[SUPPLIED MATERIAL start]
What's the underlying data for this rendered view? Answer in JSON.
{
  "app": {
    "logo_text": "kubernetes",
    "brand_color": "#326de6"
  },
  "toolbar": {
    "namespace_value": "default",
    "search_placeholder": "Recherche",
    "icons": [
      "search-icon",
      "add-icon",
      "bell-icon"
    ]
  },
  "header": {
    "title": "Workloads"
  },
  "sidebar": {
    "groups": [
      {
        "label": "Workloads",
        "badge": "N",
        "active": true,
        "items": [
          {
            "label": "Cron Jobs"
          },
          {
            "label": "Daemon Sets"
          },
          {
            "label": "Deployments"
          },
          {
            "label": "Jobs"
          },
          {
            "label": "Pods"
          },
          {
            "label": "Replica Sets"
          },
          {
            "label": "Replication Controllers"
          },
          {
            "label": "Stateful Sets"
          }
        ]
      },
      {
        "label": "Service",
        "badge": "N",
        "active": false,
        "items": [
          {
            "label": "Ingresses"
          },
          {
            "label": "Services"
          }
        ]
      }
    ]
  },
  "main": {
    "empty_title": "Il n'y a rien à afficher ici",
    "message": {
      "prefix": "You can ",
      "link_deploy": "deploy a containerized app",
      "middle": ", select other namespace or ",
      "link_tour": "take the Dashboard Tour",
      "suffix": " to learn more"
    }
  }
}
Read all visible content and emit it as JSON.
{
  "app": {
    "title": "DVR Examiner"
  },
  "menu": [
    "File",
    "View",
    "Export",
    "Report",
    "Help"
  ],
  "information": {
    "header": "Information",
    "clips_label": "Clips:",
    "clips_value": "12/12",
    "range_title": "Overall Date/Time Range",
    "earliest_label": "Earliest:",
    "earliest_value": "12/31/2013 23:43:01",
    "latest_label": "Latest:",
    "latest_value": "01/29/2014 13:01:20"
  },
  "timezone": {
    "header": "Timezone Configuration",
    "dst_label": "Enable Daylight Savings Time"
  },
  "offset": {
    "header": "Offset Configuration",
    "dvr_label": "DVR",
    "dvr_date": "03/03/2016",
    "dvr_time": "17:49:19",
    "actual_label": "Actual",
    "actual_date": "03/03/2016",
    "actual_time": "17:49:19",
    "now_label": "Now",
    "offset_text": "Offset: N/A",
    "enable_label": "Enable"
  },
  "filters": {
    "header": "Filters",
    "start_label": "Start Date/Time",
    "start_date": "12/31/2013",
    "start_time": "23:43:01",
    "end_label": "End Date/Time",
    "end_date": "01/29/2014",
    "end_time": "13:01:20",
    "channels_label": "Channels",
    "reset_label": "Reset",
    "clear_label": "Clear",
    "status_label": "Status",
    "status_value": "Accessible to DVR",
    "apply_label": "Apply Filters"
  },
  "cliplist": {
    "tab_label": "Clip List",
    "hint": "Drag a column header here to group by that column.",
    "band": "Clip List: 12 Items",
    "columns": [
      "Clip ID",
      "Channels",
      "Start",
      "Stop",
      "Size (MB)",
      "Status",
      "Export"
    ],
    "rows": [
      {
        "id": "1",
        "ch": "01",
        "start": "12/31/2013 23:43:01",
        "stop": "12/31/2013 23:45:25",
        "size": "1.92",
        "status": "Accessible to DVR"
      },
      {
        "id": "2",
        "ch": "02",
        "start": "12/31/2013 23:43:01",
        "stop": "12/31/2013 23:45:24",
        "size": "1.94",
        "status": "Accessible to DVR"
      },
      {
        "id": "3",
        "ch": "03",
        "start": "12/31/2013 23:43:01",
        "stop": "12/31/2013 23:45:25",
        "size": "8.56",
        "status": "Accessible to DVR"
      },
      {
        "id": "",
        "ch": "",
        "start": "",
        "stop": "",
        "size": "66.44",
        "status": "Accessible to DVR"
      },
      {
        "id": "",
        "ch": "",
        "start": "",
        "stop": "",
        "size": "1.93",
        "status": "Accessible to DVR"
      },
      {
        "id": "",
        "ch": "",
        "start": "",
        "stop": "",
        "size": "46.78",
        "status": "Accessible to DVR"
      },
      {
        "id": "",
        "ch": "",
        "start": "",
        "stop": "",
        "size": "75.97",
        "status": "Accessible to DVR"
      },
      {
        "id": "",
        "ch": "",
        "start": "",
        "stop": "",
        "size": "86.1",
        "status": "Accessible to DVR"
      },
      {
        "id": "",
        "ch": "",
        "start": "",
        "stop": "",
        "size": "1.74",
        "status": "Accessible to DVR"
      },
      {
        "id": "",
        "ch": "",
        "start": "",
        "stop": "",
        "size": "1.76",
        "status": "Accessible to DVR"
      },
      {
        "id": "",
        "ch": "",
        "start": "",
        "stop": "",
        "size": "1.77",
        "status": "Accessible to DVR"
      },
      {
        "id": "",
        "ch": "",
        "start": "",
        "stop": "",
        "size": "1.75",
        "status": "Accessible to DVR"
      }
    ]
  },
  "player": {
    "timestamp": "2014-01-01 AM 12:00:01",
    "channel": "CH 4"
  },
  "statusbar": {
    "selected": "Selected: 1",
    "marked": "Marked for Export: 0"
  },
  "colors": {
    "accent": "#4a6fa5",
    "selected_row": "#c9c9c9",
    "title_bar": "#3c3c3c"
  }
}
[SUPPLIED MATERIAL end]
Take the lines above and print them exactly.

What's the underlying data for this rendered view? Answer in JSON.
{
  "app": {
    "logo_text": "kubernetes",
    "brand_color": "#326de6"
  },
  "toolbar": {
    "namespace_value": "default",
    "search_placeholder": "Recherche",
    "icons": [
      "search-icon",
      "add-icon",
      "bell-icon"
    ]
  },
  "header": {
    "title": "Workloads"
  },
  "sidebar": {
    "groups": [
      {
        "label": "Workloads",
        "badge": "N",
        "active": true,
        "items": [
          {
            "label": "Cron Jobs"
          },
          {
            "label": "Daemon Sets"
          },
          {
            "label": "Deployments"
          },
          {
            "label": "Jobs"
          },
          {
            "label": "Pods"
          },
          {
            "label": "Replica Sets"
          },
          {
            "label": "Replication Controllers"
          },
          {
            "label": "Stateful Sets"
          }
        ]
      },
      {
        "label": "Service",
        "badge": "N",
        "active": false,
        "items": [
          {
            "label": "Ingresses"
          },
          {
            "label": "Services"
          }
        ]
      }
    ]
  },
  "main": {
    "empty_title": "Il n'y a rien à afficher ici",
    "message": {
      "prefix": "You can ",
      "link_deploy": "deploy a containerized app",
      "middle": ", select other namespace or ",
      "link_tour": "take the Dashboard Tour",
      "suffix": " to learn more"
    }
  }
}
Read all visible content and emit it as JSON.
{
  "app": {
    "title": "DVR Examiner"
  },
  "menu": [
    "File",
    "View",
    "Export",
    "Report",
    "Help"
  ],
  "information": {
    "header": "Information",
    "clips_label": "Clips:",
    "clips_value": "12/12",
    "range_title": "Overall Date/Time Range",
    "earliest_label": "Earliest:",
    "earliest_value": "12/31/2013 23:43:01",
    "latest_label": "Latest:",
    "latest_value": "01/29/2014 13:01:20"
  },
  "timezone": {
    "header": "Timezone Configuration",
    "dst_label": "Enable Daylight Savings Time"
  },
  "offset": {
    "header": "Offset Configuration",
    "dvr_label": "DVR",
    "dvr_date": "03/03/2016",
    "dvr_time": "17:49:19",
    "actual_label": "Actual",
    "actual_date": "03/03/2016",
    "actual_time": "17:49:19",
    "now_label": "Now",
    "offset_text": "Offset: N/A",
    "enable_label": "Enable"
  },
  "filters": {
    "header": "Filters",
    "start_label": "Start Date/Time",
    "start_date": "12/31/2013",
    "start_time": "23:43:01",
    "end_label": "End Date/Time",
    "end_date": "01/29/2014",
    "end_time": "13:01:20",
    "channels_label": "Channels",
    "reset_label": "Reset",
    "clear_label": "Clear",
    "status_label": "Status",
    "status_value": "Accessible to DVR",
    "apply_label": "Apply Filters"
  },
  "cliplist": {
    "tab_label": "Clip List",
    "hint": "Drag a column header here to group by that column.",
    "band": "Clip List: 12 Items",
    "columns": [
      "Clip ID",
      "Channels",
      "Start",
      "Stop",
      "Size (MB)",
      "Status",
      "Export"
    ],
    "rows": [
      {
        "id": "1",
        "ch": "01",
        "start": "12/31/2013 23:43:01",
        "stop": "12/31/2013 23:45:25",
        "size": "1.92",
        "status": "Accessible to DVR"
      },
      {
        "id": "2",
        "ch": "02",
        "start": "12/31/2013 23:43:01",
        "stop": "12/31/2013 23:45:24",
        "size": "1.94",
        "status": "Accessible to DVR"
      },
      {
        "id": "3",
        "ch": "03",
        "start": "12/31/2013 23:43:01",
        "stop": "12/31/2013 23:45:25",
        "size": "8.56",
        "status": "Accessible to DVR"
      },
      {
        "id": "",
        "ch": "",
        "start": "",
        "stop": "",
        "size": "66.44",
        "status": "Accessible to DVR"
      },
      {
        "id": "",
        "ch": "",
        "start": "",
        "stop": "",
        "size": "1.93",
        "status": "Accessible to DVR"
      },
      {
        "id": "",
        "ch": "",
        "start": "",
        "stop": "",
        "size": "46.78",
        "status": "Accessible to DVR"
      },
      {
        "id": "",
        "ch": "",
        "start": "",
        "stop": "",
        "size": "75.97",
        "status": "Accessible to DVR"
      },
      {
        "id": "",
        "ch": "",
        "start": "",
        "stop": "",
        "size": "86.1",
        "status": "Accessible to DVR"
      },
      {
        "id": "",
        "ch": "",
        "start": "",
        "stop": "",
        "size": "1.74",
        "status": "Accessible to DVR"
      },
      {
        "id": "",
        "ch": "",
        "start": "",
        "stop": "",
        "size": "1.76",
        "status": "Accessible to DVR"
      },
      {
        "id": "",
        "ch": "",
        "start": "",
        "stop": "",
        "size": "1.77",
        "status": "Accessible to DVR"
      },
      {
        "id": "",
        "ch": "",
        "start": "",
        "stop": "",
        "size": "1.75",
        "status": "Accessible to DVR"
      }
    ]
  },
  "player": {
    "timestamp": "2014-01-01 AM 12:00:01",
    "channel": "CH 4"
  },
  "statusbar": {
    "selected": "Selected: 1",
    "marked": "Marked for Export: 0"
  },
  "colors": {
    "accent": "#4a6fa5",
    "selected_row": "#c9c9c9",
    "title_bar": "#3c3c3c"
  }
}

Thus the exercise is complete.